STATED GOAL: Transcribe all of the material exactly.

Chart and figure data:
+++

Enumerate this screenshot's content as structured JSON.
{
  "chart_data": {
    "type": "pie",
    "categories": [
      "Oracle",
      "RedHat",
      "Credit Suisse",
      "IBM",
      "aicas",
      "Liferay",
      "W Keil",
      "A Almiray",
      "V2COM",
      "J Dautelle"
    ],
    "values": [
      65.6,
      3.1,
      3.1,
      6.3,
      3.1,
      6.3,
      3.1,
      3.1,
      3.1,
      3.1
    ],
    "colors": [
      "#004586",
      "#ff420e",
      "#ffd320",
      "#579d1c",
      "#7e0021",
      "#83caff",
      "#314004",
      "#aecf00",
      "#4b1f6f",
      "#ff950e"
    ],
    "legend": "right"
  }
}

+++

RESULT BELOW:
Enumerate this screenshot's content as structured JSON.
{
  "chart_data": {
    "type": "pie",
    "categories": [
      "Oracle",
      "RedHat",
      "Credit Suisse",
      "IBM",
      "aicas",
      "Liferay",
      "W Keil",
      "A Almiray",
      "V2COM",
      "J Dautelle"
    ],
    "values": [
      65.6,
      3.1,
      3.1,
      6.3,
      3.1,
      6.3,
      3.1,
      3.1,
      3.1,
      3.1
    ],
    "colors": [
      "#004586",
      "#ff420e",
      "#ffd320",
      "#579d1c",
      "#7e0021",
      "#83caff",
      "#314004",
      "#aecf00",
      "#4b1f6f",
      "#ff950e"
    ],
    "legend": "right"
  }
}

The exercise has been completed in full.